| STATED EXERCISE 1 |
In the catcher interview, condense the paragraph that begins "What I've learned here is game calling" into two short sentences that keep its main points.
| STATED EXERCISE 2 |
List every person mentioned by name in the catcher interview.
| STATED EXERCISE 3 |
Write the next part of the catcher interview, picking up after its final question.

[EXTRACT PROVIDED start]

On the defensive side, have you seen your framing improve?

“Bottom of the zone was kind of an issue at the beginning of this year. Nick Bredeson and (director of coaching) Ryan Sienko, huge help to me as far as cleaning up some glove path stuff. It’s getting to know the pitchers and simplifying everything for myself with my glove move. Really, it’s getting to know what this guy is trying to do, so I need to beat my glove here. That’s what it’s meant for me this year.”

The offense is one thing, and then there’s the framing, but how do you value your defense as a whole?

“What I’ve learned here is game calling trumps everything else. If you execute a good game plan against another team, you’re going to win more times than not. The receiving part is beneficial, but it’s secondary to game calling. We got to develop a solid plan, and then anything else I can do to steal strikes on the back half is secondary.”

Sounds like A.J. Hinch.

“That’s what we say: catch a winner every day.”

What does it mean to see your name pop up on prospect rankings? (Crouch is the Tigers’ No. 29 prospect, according to MLB Pipeline.)

[EXTRACT PROVIDED end]
[RECORDED INFORMATION start]

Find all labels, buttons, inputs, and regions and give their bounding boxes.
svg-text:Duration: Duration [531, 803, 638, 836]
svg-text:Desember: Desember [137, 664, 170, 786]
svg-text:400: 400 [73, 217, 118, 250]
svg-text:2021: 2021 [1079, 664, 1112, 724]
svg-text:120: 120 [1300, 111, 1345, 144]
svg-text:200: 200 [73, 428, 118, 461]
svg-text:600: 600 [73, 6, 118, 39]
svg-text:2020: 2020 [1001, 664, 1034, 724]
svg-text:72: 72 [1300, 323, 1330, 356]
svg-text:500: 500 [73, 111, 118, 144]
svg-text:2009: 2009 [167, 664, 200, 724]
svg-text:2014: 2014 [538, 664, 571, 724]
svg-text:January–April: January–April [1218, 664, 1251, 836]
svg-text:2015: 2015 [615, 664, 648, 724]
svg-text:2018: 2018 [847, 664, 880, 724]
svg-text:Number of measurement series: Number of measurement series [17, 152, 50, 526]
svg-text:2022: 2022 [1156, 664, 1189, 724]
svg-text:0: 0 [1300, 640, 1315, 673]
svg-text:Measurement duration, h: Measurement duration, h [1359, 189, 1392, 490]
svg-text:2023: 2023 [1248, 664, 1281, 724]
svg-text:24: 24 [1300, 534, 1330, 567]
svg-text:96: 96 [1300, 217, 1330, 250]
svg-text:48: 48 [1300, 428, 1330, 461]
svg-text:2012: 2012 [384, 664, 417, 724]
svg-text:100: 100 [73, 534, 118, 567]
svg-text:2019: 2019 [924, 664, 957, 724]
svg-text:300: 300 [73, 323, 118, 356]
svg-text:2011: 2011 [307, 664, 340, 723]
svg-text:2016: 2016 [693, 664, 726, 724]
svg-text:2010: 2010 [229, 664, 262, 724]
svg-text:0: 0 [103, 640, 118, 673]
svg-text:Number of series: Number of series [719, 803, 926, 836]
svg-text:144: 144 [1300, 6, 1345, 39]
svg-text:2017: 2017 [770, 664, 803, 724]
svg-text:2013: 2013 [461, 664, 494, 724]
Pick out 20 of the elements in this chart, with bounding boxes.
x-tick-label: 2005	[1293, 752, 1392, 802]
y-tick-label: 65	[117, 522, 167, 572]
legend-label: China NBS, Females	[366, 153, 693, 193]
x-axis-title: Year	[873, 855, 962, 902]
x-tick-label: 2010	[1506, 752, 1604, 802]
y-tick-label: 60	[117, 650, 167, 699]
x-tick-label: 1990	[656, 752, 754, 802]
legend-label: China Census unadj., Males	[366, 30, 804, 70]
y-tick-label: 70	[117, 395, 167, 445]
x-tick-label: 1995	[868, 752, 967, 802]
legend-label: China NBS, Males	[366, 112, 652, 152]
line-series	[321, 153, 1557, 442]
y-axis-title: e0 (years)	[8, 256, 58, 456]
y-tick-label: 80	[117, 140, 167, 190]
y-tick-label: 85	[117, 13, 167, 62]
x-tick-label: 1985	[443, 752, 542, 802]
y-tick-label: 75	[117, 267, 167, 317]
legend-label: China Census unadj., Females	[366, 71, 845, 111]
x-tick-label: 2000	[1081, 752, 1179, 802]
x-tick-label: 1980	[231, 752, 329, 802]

[RECORDED INFORMATION end]

| TASK ANSWER 1 |
Game calling matters more than anything else, since executing a good game plan against a team wins more often than not. Receiving, including stealing strikes on the back half, helps but comes second to developing a solid plan.

| TASK ANSWER 2 |
Nick Bredeson
Ryan Sienko
A.J. Hinch
Crouch

| TASK ANSWER 3 |
“It means a lot. It’s a combination of all the work I’ve put in over the past year, year-and-a-half and everyone that’s helped me get to this point. It wouldn’t matter what I’m doing on the field because it wouldn’t be as good if I didn’t have constant accountability from the dugout. Over time, the constant accountability has put me at a level that’s like, ‘Wow, I am playing the best that I ever have played right now.’ The result is what it is. You put in the work and eventually it will all pay off. That’s where I’m at with it. It’s one of those moments. Nick Bredeson, our development coach, called me into the office the day it happened. He said, ‘This is one of the moments where you can look up and appreciate what’s happening.’ Every day is the same schedule. Grind, grind, grind every single day. You don’t have time to look up and appreciate something cool like that, so he’s like, ‘Take five minutes and realize that’s a pretty cool thing that happened.'”

Contact Evan Petzold at or follow him on Twitter @EvanPetzold.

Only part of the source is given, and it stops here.